Given request: Everything from the line containing "Extract all readable text from this page." through the last line of the records below should be printed exactly, please, and nothing else.

[START Exercise input]

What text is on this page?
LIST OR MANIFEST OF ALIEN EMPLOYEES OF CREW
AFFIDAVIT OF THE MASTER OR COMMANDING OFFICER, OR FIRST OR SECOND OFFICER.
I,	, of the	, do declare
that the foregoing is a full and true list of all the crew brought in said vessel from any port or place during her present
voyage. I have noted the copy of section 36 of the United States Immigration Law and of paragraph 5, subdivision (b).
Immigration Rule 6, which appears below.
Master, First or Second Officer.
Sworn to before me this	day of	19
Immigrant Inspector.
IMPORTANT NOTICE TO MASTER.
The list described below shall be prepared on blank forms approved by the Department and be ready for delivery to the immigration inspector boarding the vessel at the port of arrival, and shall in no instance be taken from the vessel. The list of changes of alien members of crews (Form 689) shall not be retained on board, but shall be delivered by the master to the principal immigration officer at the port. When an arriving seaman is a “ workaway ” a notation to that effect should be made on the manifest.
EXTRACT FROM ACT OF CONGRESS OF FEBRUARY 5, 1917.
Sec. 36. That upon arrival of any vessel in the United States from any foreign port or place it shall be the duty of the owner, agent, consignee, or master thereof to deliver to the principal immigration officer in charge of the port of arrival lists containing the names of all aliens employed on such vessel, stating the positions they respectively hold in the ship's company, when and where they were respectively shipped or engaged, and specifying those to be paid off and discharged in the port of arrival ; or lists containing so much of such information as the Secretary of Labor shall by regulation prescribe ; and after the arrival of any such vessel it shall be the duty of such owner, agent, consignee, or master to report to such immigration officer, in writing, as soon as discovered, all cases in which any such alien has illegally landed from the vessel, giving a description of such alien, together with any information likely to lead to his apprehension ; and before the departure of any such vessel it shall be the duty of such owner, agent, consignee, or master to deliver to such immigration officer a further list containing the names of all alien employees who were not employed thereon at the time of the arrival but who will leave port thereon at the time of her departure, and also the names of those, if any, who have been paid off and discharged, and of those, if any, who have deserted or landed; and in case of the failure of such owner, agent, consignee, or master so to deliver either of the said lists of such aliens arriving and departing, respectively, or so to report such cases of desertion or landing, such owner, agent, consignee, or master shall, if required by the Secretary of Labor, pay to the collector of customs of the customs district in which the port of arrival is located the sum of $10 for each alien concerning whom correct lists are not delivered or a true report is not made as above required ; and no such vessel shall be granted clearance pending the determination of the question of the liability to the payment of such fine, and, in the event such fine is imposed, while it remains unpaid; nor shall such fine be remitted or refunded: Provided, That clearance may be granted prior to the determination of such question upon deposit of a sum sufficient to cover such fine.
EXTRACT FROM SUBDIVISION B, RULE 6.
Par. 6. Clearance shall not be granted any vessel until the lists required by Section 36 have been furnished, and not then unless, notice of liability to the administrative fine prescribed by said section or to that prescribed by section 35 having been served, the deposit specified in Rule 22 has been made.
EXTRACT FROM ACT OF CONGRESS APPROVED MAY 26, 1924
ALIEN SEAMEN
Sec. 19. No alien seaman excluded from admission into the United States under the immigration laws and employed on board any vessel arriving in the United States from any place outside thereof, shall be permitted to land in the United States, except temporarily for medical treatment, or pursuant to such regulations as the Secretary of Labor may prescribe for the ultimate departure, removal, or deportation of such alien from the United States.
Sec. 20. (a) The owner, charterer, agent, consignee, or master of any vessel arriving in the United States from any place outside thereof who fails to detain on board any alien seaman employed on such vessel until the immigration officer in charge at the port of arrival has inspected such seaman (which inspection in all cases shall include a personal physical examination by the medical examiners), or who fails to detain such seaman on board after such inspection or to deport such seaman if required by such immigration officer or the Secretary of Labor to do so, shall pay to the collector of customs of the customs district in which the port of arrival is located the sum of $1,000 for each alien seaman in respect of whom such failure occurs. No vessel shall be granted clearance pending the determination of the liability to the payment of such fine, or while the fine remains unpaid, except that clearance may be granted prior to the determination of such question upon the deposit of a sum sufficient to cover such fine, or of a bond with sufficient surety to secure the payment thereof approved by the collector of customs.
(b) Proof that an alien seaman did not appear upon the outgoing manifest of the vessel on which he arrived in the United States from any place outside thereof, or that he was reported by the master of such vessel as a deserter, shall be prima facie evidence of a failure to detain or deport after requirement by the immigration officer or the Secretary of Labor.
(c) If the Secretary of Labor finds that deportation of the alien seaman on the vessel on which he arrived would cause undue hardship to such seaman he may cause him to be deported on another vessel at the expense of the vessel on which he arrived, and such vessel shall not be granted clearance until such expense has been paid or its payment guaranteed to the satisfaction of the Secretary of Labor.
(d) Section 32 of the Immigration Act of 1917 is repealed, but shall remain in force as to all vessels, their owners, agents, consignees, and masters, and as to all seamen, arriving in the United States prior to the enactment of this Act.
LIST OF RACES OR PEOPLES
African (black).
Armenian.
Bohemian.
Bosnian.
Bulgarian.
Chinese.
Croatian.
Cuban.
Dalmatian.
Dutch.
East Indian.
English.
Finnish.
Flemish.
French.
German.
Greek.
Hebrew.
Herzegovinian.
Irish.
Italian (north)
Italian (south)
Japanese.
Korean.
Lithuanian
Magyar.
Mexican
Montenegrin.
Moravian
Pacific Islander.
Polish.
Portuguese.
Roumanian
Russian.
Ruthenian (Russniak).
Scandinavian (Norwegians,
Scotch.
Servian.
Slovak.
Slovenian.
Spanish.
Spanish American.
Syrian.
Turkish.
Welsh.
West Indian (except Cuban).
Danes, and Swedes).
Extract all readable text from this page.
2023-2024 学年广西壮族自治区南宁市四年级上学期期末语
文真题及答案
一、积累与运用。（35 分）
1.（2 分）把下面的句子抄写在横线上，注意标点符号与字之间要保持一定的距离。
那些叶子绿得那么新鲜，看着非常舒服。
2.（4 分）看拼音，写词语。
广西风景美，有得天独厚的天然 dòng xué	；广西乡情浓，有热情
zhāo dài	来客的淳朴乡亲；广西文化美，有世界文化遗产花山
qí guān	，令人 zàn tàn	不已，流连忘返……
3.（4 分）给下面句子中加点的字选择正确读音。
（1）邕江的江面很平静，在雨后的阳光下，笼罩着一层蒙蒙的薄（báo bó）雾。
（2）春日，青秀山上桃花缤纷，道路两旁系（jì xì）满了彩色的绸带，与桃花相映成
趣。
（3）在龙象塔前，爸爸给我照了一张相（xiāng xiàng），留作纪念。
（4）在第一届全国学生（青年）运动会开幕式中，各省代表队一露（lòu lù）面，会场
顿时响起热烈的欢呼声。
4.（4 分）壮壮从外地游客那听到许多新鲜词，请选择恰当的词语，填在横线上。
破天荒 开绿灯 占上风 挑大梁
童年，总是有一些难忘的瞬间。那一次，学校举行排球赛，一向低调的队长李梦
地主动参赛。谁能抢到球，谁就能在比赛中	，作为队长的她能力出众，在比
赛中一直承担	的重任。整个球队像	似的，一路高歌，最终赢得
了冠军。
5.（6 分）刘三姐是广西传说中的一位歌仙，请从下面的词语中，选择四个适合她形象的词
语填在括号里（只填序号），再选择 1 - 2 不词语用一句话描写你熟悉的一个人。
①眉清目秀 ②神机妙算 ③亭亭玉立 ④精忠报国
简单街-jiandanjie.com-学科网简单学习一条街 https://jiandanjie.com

[END Exercise input]

Solution:
Extract all readable text from this page.
2023-2024 学年广西壮族自治区南宁市四年级上学期期末语
文真题及答案
一、积累与运用。（35 分）
1.（2 分）把下面的句子抄写在横线上，注意标点符号与字之间要保持一定的距离。
那些叶子绿得那么新鲜，看着非常舒服。
2.（4 分）看拼音，写词语。
广西风景美，有得天独厚的天然 dòng xué	；广西乡情浓，有热情
zhāo dài	来客的淳朴乡亲；广西文化美，有世界文化遗产花山
qí guān	，令人 zàn tàn	不已，流连忘返……
3.（4 分）给下面句子中加点的字选择正确读音。
（1）邕江的江面很平静，在雨后的阳光下，笼罩着一层蒙蒙的薄（báo bó）雾。
（2）春日，青秀山上桃花缤纷，道路两旁系（jì xì）满了彩色的绸带，与桃花相映成
趣。
（3）在龙象塔前，爸爸给我照了一张相（xiāng xiàng），留作纪念。
（4）在第一届全国学生（青年）运动会开幕式中，各省代表队一露（lòu lù）面，会场
顿时响起热烈的欢呼声。
4.（4 分）壮壮从外地游客那听到许多新鲜词，请选择恰当的词语，填在横线上。
破天荒 开绿灯 占上风 挑大梁
童年，总是有一些难忘的瞬间。那一次，学校举行排球赛，一向低调的队长李梦
地主动参赛。谁能抢到球，谁就能在比赛中	，作为队长的她能力出众，在比
赛中一直承担	的重任。整个球队像	似的，一路高歌，最终赢得
了冠军。
5.（6 分）刘三姐是广西传说中的一位歌仙，请从下面的词语中，选择四个适合她形象的词
语填在括号里（只填序号），再选择 1 - 2 不词语用一句话描写你熟悉的一个人。
①眉清目秀 ②神机妙算 ③亭亭玉立 ④精忠报国
简单街-jiandanjie.com-学科网简单学习一条街 https://jiandanjie.com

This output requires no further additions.